"""
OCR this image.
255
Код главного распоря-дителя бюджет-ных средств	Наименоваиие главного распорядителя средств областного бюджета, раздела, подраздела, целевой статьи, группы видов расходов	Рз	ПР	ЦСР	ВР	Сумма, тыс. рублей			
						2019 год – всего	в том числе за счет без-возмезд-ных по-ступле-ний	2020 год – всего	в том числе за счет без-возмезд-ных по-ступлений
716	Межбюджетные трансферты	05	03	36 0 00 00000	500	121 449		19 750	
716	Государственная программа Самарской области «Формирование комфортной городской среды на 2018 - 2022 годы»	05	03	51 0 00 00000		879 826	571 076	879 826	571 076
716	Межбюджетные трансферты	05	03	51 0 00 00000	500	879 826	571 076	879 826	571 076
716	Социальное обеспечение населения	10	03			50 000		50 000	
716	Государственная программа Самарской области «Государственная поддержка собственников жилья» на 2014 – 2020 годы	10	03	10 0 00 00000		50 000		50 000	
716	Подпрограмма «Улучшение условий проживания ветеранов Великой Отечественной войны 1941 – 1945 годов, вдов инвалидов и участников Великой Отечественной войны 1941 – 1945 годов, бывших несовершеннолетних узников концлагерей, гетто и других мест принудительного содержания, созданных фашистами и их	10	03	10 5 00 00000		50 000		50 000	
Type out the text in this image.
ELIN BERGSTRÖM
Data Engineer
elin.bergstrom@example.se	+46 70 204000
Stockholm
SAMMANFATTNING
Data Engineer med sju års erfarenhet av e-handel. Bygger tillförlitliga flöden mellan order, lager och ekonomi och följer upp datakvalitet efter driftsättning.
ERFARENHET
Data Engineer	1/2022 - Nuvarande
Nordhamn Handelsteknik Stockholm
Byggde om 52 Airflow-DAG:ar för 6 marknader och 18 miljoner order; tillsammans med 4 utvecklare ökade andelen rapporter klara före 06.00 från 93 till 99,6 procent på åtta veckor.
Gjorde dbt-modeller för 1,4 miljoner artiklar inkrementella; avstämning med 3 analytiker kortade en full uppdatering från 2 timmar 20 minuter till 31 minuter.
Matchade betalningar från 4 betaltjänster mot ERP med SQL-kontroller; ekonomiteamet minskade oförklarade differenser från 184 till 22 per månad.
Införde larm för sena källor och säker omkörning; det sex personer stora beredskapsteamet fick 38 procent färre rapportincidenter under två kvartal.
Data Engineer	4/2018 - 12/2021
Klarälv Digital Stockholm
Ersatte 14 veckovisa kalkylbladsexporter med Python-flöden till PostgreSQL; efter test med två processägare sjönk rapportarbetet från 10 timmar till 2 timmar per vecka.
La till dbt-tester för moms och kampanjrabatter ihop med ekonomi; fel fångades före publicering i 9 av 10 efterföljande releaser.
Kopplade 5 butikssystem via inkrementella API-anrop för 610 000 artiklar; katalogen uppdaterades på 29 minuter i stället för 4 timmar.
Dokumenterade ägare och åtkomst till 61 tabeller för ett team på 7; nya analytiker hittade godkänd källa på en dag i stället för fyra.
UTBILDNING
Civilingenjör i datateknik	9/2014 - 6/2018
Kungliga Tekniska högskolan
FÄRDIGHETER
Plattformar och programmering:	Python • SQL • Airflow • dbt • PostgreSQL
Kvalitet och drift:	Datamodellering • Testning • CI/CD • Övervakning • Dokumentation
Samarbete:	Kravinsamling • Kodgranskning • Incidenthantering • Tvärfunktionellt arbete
"""
**WORK REQUIRED**: Of the lines above, how many contain the word "minuter"? Provide the number and nothing else.

**TASK OUTPUT**: 2